• [Data provided]
* * *
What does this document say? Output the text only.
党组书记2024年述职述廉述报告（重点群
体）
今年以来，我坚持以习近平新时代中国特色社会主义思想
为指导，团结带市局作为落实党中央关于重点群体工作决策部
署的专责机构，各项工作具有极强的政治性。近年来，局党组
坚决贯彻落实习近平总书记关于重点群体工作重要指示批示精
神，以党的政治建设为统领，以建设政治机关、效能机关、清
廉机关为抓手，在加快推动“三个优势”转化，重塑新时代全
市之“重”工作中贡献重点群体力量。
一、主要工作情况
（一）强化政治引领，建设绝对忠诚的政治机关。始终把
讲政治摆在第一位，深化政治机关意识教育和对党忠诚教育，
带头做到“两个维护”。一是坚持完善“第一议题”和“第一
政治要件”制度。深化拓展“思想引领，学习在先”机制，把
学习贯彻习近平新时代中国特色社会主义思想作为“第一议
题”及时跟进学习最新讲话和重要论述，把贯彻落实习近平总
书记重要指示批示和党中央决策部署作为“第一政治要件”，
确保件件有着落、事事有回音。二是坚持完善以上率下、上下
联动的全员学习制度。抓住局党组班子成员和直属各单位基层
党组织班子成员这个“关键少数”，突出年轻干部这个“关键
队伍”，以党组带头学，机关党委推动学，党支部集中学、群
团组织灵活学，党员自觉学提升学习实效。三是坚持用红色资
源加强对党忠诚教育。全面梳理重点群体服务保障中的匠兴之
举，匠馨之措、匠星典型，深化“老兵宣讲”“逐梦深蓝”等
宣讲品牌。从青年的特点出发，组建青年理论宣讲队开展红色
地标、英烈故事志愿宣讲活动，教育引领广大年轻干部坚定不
* * *
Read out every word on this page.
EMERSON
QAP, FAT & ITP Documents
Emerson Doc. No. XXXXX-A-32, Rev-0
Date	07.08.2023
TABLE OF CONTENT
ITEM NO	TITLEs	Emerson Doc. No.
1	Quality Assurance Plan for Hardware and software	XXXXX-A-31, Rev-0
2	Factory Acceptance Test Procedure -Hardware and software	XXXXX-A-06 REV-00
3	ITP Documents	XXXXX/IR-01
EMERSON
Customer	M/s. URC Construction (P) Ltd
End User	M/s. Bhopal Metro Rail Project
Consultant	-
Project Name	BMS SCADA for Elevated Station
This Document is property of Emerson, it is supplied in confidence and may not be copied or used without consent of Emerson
* * *
• [Goal] Copy every line above in which the string "Hardware" shows up.

• [Exercise response]
1	Quality Assurance Plan for Hardware and software	XXXXX-A-31, Rev-0
2	Factory Acceptance Test Procedure -Hardware and software	XXXXX-A-06 REV-00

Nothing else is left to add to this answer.